Problems to solve:
[a] In the PDF compression guide, take everything from "When to use" down to "compressed and how." and write it out again, switching "Ghostscript" to "MuPDF".
[b] According to the PDF compression guide, what quality setting is typically the sweet spot for a multi-page scanned document with text on a white background?
[c] Shorten the paragraph of the PDF compression guide that begins "Browser-based compression has limits" while keeping its main facts.

Choosing the right quality level
The quality slider in the rasterized mode controls JPEG compression. At 90%, the output is nearly indistinguishable from the original — file savings are modest but image quality is excellent. At 70%, most photographic content looks very good and the file is significantly smaller. Below 60%, visible compression artifacts start appearing on fine text, sharp edges, and highly contrasted areas.
For a multi-page scanned document with text on white background, 75–80% is typically the sweet spot: text remains clear and readable, and the file size is much smaller than the original. For color-rich design documents, 80–85% preserves gradient smoothness and avoids posterization.
When to use other approaches
Browser-based compression has limits. If you need to compress a 500 MB PDF, browser memory constraints may cause it to fail — in that case, split the PDF first with PDF Splitter, compress each section, then merge with PDF Merger.
For PDFs where searchability must be preserved but image content still needs compression, the right tool is Adobe Acrobat's "Reduce File Size" (which sub-samples embedded images without rasterizing the text layer) or Ghostscript on the command line. These server-side tools have more control over exactly which objects get compressed and how.
For sharing very large PDFs online, consider also whether a cloud link is more appropriate than an attachment — Google Drive or Dropbox links have no file size limit and avoid email bounce issues entirely.

Information supplied:
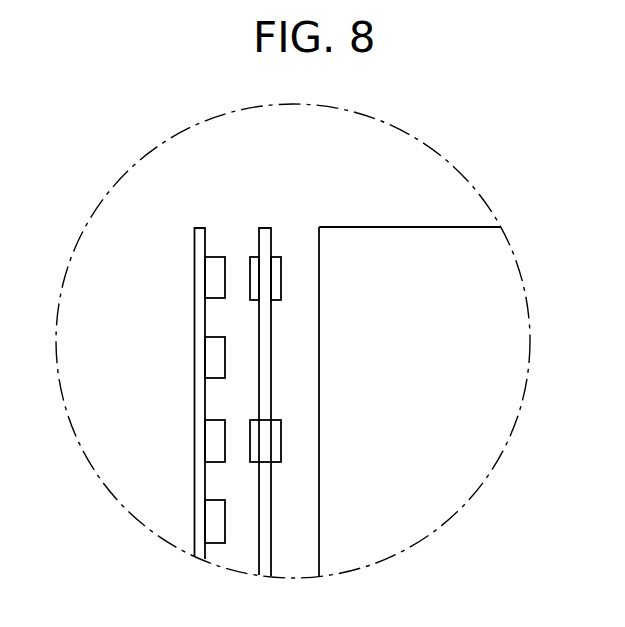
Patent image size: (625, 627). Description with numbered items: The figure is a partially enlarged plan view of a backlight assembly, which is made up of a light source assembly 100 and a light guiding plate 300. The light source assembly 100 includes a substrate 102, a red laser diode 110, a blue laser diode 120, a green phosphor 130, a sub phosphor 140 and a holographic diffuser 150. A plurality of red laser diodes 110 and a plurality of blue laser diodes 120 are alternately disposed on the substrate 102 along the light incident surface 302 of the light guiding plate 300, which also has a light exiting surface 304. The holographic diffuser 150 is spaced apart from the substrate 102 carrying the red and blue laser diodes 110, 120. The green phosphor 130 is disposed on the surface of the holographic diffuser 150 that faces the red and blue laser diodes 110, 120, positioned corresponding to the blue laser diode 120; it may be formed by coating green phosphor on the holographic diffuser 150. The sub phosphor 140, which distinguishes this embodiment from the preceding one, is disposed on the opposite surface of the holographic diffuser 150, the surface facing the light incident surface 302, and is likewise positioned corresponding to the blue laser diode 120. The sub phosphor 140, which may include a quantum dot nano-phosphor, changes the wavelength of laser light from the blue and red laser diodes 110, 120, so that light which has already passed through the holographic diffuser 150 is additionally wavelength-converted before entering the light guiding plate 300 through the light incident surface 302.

Task-by-task results:
[a]
When to use other approaches
Browser-based compression has limits. If you need to compress a 500 MB PDF, browser memory constraints may cause it to fail — in that case, split the PDF first with PDF Splitter, compress each section, then merge with PDF Merger.
For PDFs where searchability must be preserved but image content still needs compression, the right tool is Adobe Acrobat's "Reduce File Size" (which sub-samples embedded images without rasterizing the text layer) or MuPDF on the command line. These server-side tools have more control over exactly which objects get compressed and how.

[b] 75–80%

[c] Browser memory limits may make compressing a 500 MB PDF fail. In that case, split it with PDF Splitter, compress each section, and merge them with PDF Merger.